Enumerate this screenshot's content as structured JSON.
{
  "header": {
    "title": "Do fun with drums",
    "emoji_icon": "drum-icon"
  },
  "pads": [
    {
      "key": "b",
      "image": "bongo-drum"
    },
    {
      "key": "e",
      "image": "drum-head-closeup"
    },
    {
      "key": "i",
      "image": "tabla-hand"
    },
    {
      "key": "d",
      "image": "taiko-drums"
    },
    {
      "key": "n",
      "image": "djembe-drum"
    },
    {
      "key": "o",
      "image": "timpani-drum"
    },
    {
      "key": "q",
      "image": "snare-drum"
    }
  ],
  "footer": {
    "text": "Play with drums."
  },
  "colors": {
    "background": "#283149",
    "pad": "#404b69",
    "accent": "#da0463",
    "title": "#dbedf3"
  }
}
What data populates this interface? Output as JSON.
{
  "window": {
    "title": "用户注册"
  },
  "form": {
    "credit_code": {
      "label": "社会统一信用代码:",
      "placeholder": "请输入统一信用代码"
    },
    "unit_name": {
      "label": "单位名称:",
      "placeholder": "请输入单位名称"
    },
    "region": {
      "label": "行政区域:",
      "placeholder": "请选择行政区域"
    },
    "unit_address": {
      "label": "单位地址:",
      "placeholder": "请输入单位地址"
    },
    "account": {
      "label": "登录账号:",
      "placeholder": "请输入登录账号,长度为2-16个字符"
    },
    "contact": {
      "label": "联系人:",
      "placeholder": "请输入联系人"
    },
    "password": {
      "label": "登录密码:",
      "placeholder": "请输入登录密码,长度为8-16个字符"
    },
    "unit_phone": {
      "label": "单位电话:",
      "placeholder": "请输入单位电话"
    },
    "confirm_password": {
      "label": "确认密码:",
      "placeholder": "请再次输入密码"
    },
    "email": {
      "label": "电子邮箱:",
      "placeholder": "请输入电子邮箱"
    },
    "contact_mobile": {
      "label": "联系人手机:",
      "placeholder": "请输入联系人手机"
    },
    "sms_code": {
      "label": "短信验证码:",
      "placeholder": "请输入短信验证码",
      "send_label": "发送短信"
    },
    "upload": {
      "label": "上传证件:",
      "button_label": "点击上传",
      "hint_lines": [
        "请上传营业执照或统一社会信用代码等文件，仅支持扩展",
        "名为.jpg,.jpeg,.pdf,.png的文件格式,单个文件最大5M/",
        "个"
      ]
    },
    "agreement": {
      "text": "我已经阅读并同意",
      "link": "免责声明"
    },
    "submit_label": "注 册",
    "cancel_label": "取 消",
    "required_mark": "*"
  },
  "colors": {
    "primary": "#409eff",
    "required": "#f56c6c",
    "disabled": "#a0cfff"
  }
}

════════

■ **Exercise**
Your task is to repeat the data exactly, with nothing left out.

■ **Final result**
Enumerate this screenshot's content as structured JSON.
{
  "header": {
    "title": "Do fun with drums",
    "emoji_icon": "drum-icon"
  },
  "pads": [
    {
      "key": "b",
      "image": "bongo-drum"
    },
    {
      "key": "e",
      "image": "drum-head-closeup"
    },
    {
      "key": "i",
      "image": "tabla-hand"
    },
    {
      "key": "d",
      "image": "taiko-drums"
    },
    {
      "key": "n",
      "image": "djembe-drum"
    },
    {
      "key": "o",
      "image": "timpani-drum"
    },
    {
      "key": "q",
      "image": "snare-drum"
    }
  ],
  "footer": {
    "text": "Play with drums."
  },
  "colors": {
    "background": "#283149",
    "pad": "#404b69",
    "accent": "#da0463",
    "title": "#dbedf3"
  }
}
What data populates this interface? Output as JSON.
{
  "window": {
    "title": "用户注册"
  },
  "form": {
    "credit_code": {
      "label": "社会统一信用代码:",
      "placeholder": "请输入统一信用代码"
    },
    "unit_name": {
      "label": "单位名称:",
      "placeholder": "请输入单位名称"
    },
    "region": {
      "label": "行政区域:",
      "placeholder": "请选择行政区域"
    },
    "unit_address": {
      "label": "单位地址:",
      "placeholder": "请输入单位地址"
    },
    "account": {
      "label": "登录账号:",
      "placeholder": "请输入登录账号,长度为2-16个字符"
    },
    "contact": {
      "label": "联系人:",
      "placeholder": "请输入联系人"
    },
    "password": {
      "label": "登录密码:",
      "placeholder": "请输入登录密码,长度为8-16个字符"
    },
    "unit_phone": {
      "label": "单位电话:",
      "placeholder": "请输入单位电话"
    },
    "confirm_password": {
      "label": "确认密码:",
      "placeholder": "请再次输入密码"
    },
    "email": {
      "label": "电子邮箱:",
      "placeholder": "请输入电子邮箱"
    },
    "contact_mobile": {
      "label": "联系人手机:",
      "placeholder": "请输入联系人手机"
    },
    "sms_code": {
      "label": "短信验证码:",
      "placeholder": "请输入短信验证码",
      "send_label": "发送短信"
    },
    "upload": {
      "label": "上传证件:",
      "button_label": "点击上传",
      "hint_lines": [
        "请上传营业执照或统一社会信用代码等文件，仅支持扩展",
        "名为.jpg,.jpeg,.pdf,.png的文件格式,单个文件最大5M/",
        "个"
      ]
    },
    "agreement": {
      "text": "我已经阅读并同意",
      "link": "免责声明"
    },
    "submit_label": "注 册",
    "cancel_label": "取 消",
    "required_mark": "*"
  },
  "colors": {
    "primary": "#409eff",
    "required": "#f56c6c",
    "disabled": "#a0cfff"
  }
}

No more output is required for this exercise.